- YOUR INSTRUCTIONS: Reproduce, character for character, the lines running from the beginning of the items through the line containing "11, 701, 31]", including both ends.

=== DATA SHOWN ===

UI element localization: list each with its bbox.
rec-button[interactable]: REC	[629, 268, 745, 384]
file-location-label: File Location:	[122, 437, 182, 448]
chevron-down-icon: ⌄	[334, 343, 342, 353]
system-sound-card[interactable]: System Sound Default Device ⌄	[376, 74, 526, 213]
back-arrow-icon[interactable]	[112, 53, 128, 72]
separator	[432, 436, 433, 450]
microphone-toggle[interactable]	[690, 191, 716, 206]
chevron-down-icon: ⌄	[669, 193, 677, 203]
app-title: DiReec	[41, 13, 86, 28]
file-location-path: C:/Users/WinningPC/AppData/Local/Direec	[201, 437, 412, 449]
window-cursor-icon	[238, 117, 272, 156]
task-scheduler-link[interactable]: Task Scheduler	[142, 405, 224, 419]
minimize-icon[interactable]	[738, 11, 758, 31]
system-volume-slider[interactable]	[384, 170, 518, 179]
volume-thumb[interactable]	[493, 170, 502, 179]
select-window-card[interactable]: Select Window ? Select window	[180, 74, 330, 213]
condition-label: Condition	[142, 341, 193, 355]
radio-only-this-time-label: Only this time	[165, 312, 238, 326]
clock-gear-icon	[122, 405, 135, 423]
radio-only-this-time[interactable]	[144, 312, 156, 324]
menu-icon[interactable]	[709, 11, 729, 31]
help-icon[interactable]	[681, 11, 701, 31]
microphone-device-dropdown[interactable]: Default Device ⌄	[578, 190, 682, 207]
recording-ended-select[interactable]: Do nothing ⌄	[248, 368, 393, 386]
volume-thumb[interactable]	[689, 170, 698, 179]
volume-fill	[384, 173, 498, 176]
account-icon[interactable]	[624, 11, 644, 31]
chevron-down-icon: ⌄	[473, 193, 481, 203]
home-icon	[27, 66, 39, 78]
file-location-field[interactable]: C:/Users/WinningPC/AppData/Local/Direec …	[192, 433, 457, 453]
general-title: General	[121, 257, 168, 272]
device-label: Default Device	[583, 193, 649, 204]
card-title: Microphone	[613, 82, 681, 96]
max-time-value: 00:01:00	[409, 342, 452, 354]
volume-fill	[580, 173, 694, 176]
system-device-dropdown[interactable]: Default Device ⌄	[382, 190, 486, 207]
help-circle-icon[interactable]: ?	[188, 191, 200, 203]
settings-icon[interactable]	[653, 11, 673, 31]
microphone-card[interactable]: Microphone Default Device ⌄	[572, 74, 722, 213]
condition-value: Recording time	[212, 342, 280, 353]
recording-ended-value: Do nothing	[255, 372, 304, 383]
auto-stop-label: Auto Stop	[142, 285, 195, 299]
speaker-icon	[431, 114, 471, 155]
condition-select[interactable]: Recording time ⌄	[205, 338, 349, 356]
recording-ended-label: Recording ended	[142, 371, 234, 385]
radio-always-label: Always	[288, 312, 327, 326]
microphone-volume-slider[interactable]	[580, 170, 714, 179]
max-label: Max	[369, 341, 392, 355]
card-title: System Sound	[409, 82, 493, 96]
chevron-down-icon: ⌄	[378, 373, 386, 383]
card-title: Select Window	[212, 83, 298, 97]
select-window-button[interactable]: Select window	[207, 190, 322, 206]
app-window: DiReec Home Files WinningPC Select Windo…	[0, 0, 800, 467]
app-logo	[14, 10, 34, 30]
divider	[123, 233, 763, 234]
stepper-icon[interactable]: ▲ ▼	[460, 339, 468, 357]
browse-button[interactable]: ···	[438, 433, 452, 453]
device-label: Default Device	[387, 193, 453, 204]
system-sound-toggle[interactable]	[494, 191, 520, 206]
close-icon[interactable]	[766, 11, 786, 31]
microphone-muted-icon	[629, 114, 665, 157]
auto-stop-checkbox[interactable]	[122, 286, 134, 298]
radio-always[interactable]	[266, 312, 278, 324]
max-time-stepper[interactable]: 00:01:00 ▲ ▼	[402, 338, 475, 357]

===

- TASK RESPONSE:
UI element localization: list each with its bbox.
rec-button[interactable]: REC	[629, 268, 745, 384]
file-location-label: File Location:	[122, 437, 182, 448]
chevron-down-icon: ⌄	[334, 343, 342, 353]
system-sound-card[interactable]: System Sound Default Device ⌄	[376, 74, 526, 213]
back-arrow-icon[interactable]	[112, 53, 128, 72]
separator	[432, 436, 433, 450]
microphone-toggle[interactable]	[690, 191, 716, 206]
chevron-down-icon: ⌄	[669, 193, 677, 203]
app-title: DiReec	[41, 13, 86, 28]
file-location-path: C:/Users/WinningPC/AppData/Local/Direec	[201, 437, 412, 449]
window-cursor-icon	[238, 117, 272, 156]
task-scheduler-link[interactable]: Task Scheduler	[142, 405, 224, 419]
minimize-icon[interactable]	[738, 11, 758, 31]
system-volume-slider[interactable]	[384, 170, 518, 179]
volume-thumb[interactable]	[493, 170, 502, 179]
select-window-card[interactable]: Select Window ? Select window	[180, 74, 330, 213]
condition-label: Condition	[142, 341, 193, 355]
radio-only-this-time-label: Only this time	[165, 312, 238, 326]
clock-gear-icon	[122, 405, 135, 423]
radio-only-this-time[interactable]	[144, 312, 156, 324]
menu-icon[interactable]	[709, 11, 729, 31]
help-icon[interactable]	[681, 11, 701, 31]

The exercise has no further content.